Task details => Can you output the records below exactly as they are written?

(Excerpts from a figure dataset)

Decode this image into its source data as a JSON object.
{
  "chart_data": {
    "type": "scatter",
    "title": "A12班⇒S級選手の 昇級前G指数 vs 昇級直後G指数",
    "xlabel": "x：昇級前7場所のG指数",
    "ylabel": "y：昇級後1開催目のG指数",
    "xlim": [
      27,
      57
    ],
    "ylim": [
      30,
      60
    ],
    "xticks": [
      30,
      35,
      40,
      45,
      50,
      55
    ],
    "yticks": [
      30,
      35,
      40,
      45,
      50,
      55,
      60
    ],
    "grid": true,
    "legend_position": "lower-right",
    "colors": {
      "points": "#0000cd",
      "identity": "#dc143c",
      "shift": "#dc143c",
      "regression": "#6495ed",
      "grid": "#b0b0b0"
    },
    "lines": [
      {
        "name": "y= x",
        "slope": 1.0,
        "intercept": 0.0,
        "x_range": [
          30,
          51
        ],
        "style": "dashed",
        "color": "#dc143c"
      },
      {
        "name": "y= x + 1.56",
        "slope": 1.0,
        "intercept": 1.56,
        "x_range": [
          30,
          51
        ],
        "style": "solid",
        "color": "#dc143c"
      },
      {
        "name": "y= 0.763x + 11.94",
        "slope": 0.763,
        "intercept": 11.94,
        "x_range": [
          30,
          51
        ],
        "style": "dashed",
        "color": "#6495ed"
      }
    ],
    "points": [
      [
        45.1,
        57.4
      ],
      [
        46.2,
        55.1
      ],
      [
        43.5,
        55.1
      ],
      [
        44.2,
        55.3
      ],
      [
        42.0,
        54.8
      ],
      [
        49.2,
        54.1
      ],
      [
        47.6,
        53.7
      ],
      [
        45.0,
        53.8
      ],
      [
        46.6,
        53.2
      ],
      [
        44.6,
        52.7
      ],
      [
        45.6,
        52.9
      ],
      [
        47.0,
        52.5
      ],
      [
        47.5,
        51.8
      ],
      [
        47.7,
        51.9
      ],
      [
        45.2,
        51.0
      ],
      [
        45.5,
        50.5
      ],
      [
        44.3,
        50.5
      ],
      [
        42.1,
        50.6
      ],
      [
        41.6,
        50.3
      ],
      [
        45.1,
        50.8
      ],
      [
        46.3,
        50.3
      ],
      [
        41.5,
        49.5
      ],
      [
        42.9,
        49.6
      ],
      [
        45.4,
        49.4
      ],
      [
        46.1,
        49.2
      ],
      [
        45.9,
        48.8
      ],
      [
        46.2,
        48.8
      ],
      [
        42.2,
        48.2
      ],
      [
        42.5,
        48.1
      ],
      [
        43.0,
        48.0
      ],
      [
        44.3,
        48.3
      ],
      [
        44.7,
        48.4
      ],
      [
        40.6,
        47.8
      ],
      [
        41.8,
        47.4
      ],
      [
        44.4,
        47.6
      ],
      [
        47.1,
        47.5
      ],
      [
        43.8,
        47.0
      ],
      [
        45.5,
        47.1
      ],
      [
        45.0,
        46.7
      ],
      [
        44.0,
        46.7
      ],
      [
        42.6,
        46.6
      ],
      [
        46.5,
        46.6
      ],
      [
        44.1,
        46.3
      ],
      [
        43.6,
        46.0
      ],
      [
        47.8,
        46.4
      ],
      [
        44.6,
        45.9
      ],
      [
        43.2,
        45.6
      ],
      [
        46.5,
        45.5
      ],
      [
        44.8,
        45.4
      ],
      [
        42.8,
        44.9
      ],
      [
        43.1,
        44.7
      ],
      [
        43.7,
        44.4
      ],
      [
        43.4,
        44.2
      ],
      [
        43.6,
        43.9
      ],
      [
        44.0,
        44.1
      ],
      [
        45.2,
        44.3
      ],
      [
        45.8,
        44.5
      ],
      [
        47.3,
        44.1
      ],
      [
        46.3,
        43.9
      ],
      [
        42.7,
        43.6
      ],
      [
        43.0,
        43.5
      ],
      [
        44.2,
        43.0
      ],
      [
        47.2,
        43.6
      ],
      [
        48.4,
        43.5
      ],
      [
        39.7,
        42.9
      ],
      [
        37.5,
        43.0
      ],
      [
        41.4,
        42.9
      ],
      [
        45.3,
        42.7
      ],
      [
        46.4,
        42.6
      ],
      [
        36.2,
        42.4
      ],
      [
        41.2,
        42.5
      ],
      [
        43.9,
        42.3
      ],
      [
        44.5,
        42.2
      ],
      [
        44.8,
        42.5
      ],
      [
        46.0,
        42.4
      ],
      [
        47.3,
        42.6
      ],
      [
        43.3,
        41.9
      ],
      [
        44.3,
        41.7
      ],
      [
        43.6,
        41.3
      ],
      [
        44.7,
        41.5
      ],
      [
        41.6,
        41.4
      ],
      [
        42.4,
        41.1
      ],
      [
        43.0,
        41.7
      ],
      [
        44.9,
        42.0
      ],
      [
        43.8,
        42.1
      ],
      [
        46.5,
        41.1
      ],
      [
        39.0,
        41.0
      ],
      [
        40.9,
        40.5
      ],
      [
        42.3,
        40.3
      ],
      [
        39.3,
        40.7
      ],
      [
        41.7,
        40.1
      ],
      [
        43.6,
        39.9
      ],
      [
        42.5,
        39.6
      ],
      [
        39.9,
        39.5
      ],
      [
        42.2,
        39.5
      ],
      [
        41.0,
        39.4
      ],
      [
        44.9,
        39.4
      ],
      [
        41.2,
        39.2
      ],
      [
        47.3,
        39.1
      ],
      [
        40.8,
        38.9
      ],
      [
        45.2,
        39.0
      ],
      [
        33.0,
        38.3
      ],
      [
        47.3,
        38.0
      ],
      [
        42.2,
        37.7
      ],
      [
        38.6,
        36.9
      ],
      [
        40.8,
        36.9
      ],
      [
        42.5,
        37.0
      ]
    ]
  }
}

Response =>
Decode this image into its source data as a JSON object.
{
  "chart_data": {
    "type": "scatter",
    "title": "A12班⇒S級選手の 昇級前G指数 vs 昇級直後G指数",
    "xlabel": "x：昇級前7場所のG指数",
    "ylabel": "y：昇級後1開催目のG指数",
    "xlim": [
      27,
      57
    ],
    "ylim": [
      30,
      60
    ],
    "xticks": [
      30,
      35,
      40,
      45,
      50,
      55
    ],
    "yticks": [
      30,
      35,
      40,
      45,
      50,
      55,
      60
    ],
    "grid": true,
    "legend_position": "lower-right",
    "colors": {
      "points": "#0000cd",
      "identity": "#dc143c",
      "shift": "#dc143c",
      "regression": "#6495ed",
      "grid": "#b0b0b0"
    },
    "lines": [
      {
        "name": "y= x",
        "slope": 1.0,
        "intercept": 0.0,
        "x_range": [
          30,
          51
        ],
        "style": "dashed",
        "color": "#dc143c"
      },
      {
        "name": "y= x + 1.56",
        "slope": 1.0,
        "intercept": 1.56,
        "x_range": [
          30,
          51
        ],
        "style": "solid",
        "color": "#dc143c"
      },
      {
        "name": "y= 0.763x + 11.94",
        "slope": 0.763,
        "intercept": 11.94,
        "x_range": [
          30,
          51
        ],
        "style": "dashed",
        "color": "#6495ed"
      }
    ],
    "points": [
      [
        45.1,
        57.4
      ],
      [
        46.2,
        55.1
      ],
      [
        43.5,
        55.1
      ],
      [
        44.2,
        55.3
      ],
      [
        42.0,
        54.8
      ],
      [
        49.2,
        54.1
      ],
      [
        47.6,
        53.7
      ],
      [
        45.0,
        53.8
      ],
      [
        46.6,
        53.2
      ],
      [
        44.6,
        52.7
      ],
      [
        45.6,
        52.9
      ],
      [
        47.0,
        52.5
      ],
      [
        47.5,
        51.8
      ],
      [
        47.7,
        51.9
      ],
      [
        45.2,
        51.0
      ],
      [
        45.5,
        50.5
      ],
      [
        44.3,
        50.5
      ],
      [
        42.1,
        50.6
      ],
      [
        41.6,
        50.3
      ],
      [
        45.1,
        50.8
      ],
      [
        46.3,
        50.3
      ],
      [
        41.5,
        49.5
      ],
      [
        42.9,
        49.6
      ],
      [
        45.4,
        49.4
      ],
      [
        46.1,
        49.2
      ],
      [
        45.9,
        48.8
      ],
      [
        46.2,
        48.8
      ],
      [
        42.2,
        48.2
      ],
      [
        42.5,
        48.1
      ],
      [
        43.0,
        48.0
      ],
      [
        44.3,
        48.3
      ],
      [
        44.7,
        48.4
      ],
      [
        40.6,
        47.8
      ],
      [
        41.8,
        47.4
      ],
      [
        44.4,
        47.6
      ],
      [
        47.1,
        47.5
      ],
      [
        43.8,
        47.0
      ],
      [
        45.5,
        47.1
      ],
      [
        45.0,
        46.7
      ],
      [
        44.0,
        46.7
      ],
      [
        42.6,
        46.6
      ],
      [
        46.5,
        46.6
      ],
      [
        44.1,
        46.3
      ],
      [
        43.6,
        46.0
      ],
      [
        47.8,
        46.4
      ],
      [
        44.6,
        45.9
      ],
      [
        43.2,
        45.6
      ],
      [
        46.5,
        45.5
      ],
      [
        44.8,
        45.4
      ],
      [
        42.8,
        44.9
      ],
      [
        43.1,
        44.7
      ],
      [
        43.7,
        44.4
      ],
      [
        43.4,
        44.2
      ],
      [
        43.6,
        43.9
      ],
      [
        44.0,
        44.1
      ],
      [
        45.2,
        44.3
      ],
      [
        45.8,
        44.5
      ],
      [
        47.3,
        44.1
      ],
      [
        46.3,
        43.9
      ],
      [
        42.7,
        43.6
      ],
      [
        43.0,
        43.5
      ],
      [
        44.2,
        43.0
      ],
      [
        47.2,
        43.6
      ],
      [
        48.4,
        43.5
      ],
      [
        39.7,
        42.9
      ],
      [
        37.5,
        43.0
      ],
      [
        41.4,
        42.9
      ],
      [
        45.3,
        42.7
      ],
      [
        46.4,
        42.6
      ],
      [
        36.2,
        42.4
      ],
      [
        41.2,
        42.5
      ],
      [
        43.9,
        42.3
      ],
      [
        44.5,
        42.2
      ],
      [
        44.8,
        42.5
      ],
      [
        46.0,
        42.4
      ],
      [
        47.3,
        42.6
      ],
      [
        43.3,
        41.9
      ],
      [
        44.3,
        41.7
      ],
      [
        43.6,
        41.3
      ],
      [
        44.7,
        41.5
      ],
      [
        41.6,
        41.4
      ],
      [
        42.4,
        41.1
      ],
      [
        43.0,
        41.7
      ],
      [
        44.9,
        42.0
      ],
      [
        43.8,
        42.1
      ],
      [
        46.5,
        41.1
      ],
      [
        39.0,
        41.0
      ],
      [
        40.9,
        40.5
      ],
      [
        42.3,
        40.3
      ],
      [
        39.3,
        40.7
      ],
      [
        41.7,
        40.1
      ],
      [
        43.6,
        39.9
      ],
      [
        42.5,
        39.6
      ],
      [
        39.9,
        39.5
      ],
      [
        42.2,
        39.5
      ],
      [
        41.0,
        39.4
      ],
      [
        44.9,
        39.4
      ],
      [
        41.2,
        39.2
      ],
      [
        47.3,
        39.1
      ],
      [
        40.8,
        38.9
      ],
      [
        45.2,
        39.0
      ],
      [
        33.0,
        38.3
      ],
      [
        47.3,
        38.0
      ],
      [
        42.2,
        37.7
      ],
      [
        38.6,
        36.9
      ],
      [
        40.8,
        36.9
      ],
      [
        42.5,
        37.0
      ]
    ]
  }
}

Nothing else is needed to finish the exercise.